■ What you will do
Reproduce the lines below word for word.

(Layout dataset entries)
[Begin]
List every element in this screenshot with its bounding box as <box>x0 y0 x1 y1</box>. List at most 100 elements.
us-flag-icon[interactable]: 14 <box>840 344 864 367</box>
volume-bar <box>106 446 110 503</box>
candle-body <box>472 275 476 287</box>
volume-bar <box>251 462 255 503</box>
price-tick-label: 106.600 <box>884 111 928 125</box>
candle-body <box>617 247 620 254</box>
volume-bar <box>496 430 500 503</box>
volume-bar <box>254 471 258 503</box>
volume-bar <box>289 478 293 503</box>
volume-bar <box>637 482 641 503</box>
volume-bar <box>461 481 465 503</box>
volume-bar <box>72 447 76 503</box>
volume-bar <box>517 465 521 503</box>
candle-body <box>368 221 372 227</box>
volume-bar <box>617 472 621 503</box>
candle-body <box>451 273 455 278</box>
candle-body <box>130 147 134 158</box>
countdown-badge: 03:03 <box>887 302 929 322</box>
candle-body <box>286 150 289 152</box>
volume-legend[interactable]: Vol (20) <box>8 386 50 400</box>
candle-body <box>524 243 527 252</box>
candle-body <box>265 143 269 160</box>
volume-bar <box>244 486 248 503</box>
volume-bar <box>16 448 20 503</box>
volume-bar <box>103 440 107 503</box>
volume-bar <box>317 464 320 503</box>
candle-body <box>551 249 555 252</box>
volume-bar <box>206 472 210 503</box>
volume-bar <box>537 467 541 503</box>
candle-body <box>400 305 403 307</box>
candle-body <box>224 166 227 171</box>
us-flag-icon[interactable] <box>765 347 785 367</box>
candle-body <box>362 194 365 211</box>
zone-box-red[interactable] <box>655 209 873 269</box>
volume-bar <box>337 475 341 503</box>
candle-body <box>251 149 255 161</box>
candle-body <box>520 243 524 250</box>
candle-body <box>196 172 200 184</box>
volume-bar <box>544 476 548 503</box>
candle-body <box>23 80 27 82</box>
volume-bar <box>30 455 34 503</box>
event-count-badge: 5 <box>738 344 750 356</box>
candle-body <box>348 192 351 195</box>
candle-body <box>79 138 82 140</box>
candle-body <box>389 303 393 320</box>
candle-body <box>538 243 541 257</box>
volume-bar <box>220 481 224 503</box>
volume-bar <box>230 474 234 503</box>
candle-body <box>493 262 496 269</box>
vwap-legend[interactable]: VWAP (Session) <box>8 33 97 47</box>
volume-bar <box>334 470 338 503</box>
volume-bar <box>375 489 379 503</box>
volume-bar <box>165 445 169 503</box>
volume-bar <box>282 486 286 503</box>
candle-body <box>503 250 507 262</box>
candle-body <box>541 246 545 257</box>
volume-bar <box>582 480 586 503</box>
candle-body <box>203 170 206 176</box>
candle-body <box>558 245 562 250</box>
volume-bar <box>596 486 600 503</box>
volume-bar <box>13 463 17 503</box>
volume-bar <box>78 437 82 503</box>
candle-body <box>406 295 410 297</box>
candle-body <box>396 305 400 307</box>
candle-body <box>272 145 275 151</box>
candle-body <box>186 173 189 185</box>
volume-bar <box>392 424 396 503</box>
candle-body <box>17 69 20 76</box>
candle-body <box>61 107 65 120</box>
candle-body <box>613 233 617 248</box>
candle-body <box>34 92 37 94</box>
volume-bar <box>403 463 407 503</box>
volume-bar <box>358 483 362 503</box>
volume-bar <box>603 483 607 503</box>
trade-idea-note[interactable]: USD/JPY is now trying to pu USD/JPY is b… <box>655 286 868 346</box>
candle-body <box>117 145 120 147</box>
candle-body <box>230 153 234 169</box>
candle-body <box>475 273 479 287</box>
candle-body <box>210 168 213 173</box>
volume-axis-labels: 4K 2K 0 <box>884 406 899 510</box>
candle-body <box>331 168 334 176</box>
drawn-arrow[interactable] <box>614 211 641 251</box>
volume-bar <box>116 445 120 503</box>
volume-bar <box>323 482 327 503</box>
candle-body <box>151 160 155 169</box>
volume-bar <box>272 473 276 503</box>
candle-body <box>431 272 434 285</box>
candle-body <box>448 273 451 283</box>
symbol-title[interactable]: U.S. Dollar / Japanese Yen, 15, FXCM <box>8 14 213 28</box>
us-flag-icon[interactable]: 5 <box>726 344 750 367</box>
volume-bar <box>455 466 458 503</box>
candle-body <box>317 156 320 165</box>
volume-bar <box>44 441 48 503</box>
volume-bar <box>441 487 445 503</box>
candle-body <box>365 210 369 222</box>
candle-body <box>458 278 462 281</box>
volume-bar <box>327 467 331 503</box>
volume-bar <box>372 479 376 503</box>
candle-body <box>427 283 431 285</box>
[End]
■ Exercise answer
List every element in this screenshot with its bounding box as <box>x0 y0 x1 y1</box>. List at most 100 elements.
us-flag-icon[interactable]: 14 <box>840 344 864 367</box>
volume-bar <box>106 446 110 503</box>
candle-body <box>472 275 476 287</box>
volume-bar <box>251 462 255 503</box>
price-tick-label: 106.600 <box>884 111 928 125</box>
candle-body <box>617 247 620 254</box>
volume-bar <box>496 430 500 503</box>
volume-bar <box>254 471 258 503</box>
volume-bar <box>289 478 293 503</box>
volume-bar <box>637 482 641 503</box>
volume-bar <box>461 481 465 503</box>
volume-bar <box>72 447 76 503</box>
volume-bar <box>517 465 521 503</box>
candle-body <box>368 221 372 227</box>
volume-bar <box>617 472 621 503</box>
candle-body <box>451 273 455 278</box>
candle-body <box>130 147 134 158</box>
countdown-badge: 03:03 <box>887 302 929 322</box>
candle-body <box>286 150 289 152</box>
volume-legend[interactable]: Vol (20) <box>8 386 50 400</box>
candle-body <box>524 243 527 252</box>
candle-body <box>265 143 269 160</box>
volume-bar <box>244 486 248 503</box>
volume-bar <box>16 448 20 503</box>
volume-bar <box>103 440 107 503</box>
volume-bar <box>317 464 320 503</box>
candle-body <box>551 249 555 252</box>
volume-bar <box>206 472 210 503</box>
volume-bar <box>537 467 541 503</box>
candle-body <box>400 305 403 307</box>
candle-body <box>224 166 227 171</box>
us-flag-icon[interactable] <box>765 347 785 367</box>
candle-body <box>362 194 365 211</box>
zone-box-red[interactable] <box>655 209 873 269</box>
volume-bar <box>337 475 341 503</box>
candle-body <box>251 149 255 161</box>
candle-body <box>520 243 524 250</box>
candle-body <box>196 172 200 184</box>
volume-bar <box>544 476 548 503</box>
candle-body <box>23 80 27 82</box>
volume-bar <box>30 455 34 503</box>
event-count-badge: 5 <box>738 344 750 356</box>
candle-body <box>348 192 351 195</box>
candle-body <box>79 138 82 140</box>
candle-body <box>389 303 393 320</box>
candle-body <box>538 243 541 257</box>
volume-bar <box>220 481 224 503</box>
volume-bar <box>230 474 234 503</box>
candle-body <box>493 262 496 269</box>
vwap-legend[interactable]: VWAP (Session) <box>8 33 97 47</box>
volume-bar <box>334 470 338 503</box>
volume-bar <box>375 489 379 503</box>
volume-bar <box>165 445 169 503</box>
volume-bar <box>282 486 286 503</box>
candle-body <box>503 250 507 262</box>
candle-body <box>541 246 545 257</box>
volume-bar <box>582 480 586 503</box>
candle-body <box>203 170 206 176</box>
candle-body <box>558 245 562 250</box>
volume-bar <box>596 486 600 503</box>
volume-bar <box>13 463 17 503</box>
volume-bar <box>78 437 82 503</box>
candle-body <box>406 295 410 297</box>
candle-body <box>396 305 400 307</box>
candle-body <box>272 145 275 151</box>
candle-body <box>186 173 189 185</box>
volume-bar <box>392 424 396 503</box>
candle-body <box>17 69 20 76</box>
candle-body <box>61 107 65 120</box>
candle-body <box>613 233 617 248</box>
candle-body <box>34 92 37 94</box>
volume-bar <box>403 463 407 503</box>
volume-bar <box>358 483 362 503</box>
volume-bar <box>603 483 607 503</box>
trade-idea-note[interactable]: USD/JPY is now trying to pu USD/JPY is b… <box>655 286 868 346</box>
candle-body <box>117 145 120 147</box>
candle-body <box>230 153 234 169</box>
candle-body <box>475 273 479 287</box>
candle-body <box>210 168 213 173</box>
volume-axis-labels: 4K 2K 0 <box>884 406 899 510</box>
candle-body <box>331 168 334 176</box>
drawn-arrow[interactable] <box>614 211 641 251</box>
volume-bar <box>116 445 120 503</box>
volume-bar <box>323 482 327 503</box>
candle-body <box>151 160 155 169</box>
volume-bar <box>272 473 276 503</box>
candle-body <box>431 272 434 285</box>
candle-body <box>448 273 451 283</box>
symbol-title[interactable]: U.S. Dollar / Japanese Yen, 15, FXCM <box>8 14 213 28</box>
us-flag-icon[interactable]: 5 <box>726 344 750 367</box>
volume-bar <box>455 466 458 503</box>
candle-body <box>317 156 320 165</box>
volume-bar <box>44 441 48 503</box>
volume-bar <box>441 487 445 503</box>
candle-body <box>365 210 369 222</box>
candle-body <box>458 278 462 281</box>
volume-bar <box>327 467 331 503</box>
volume-bar <box>372 479 376 503</box>
candle-body <box>427 283 431 285</box>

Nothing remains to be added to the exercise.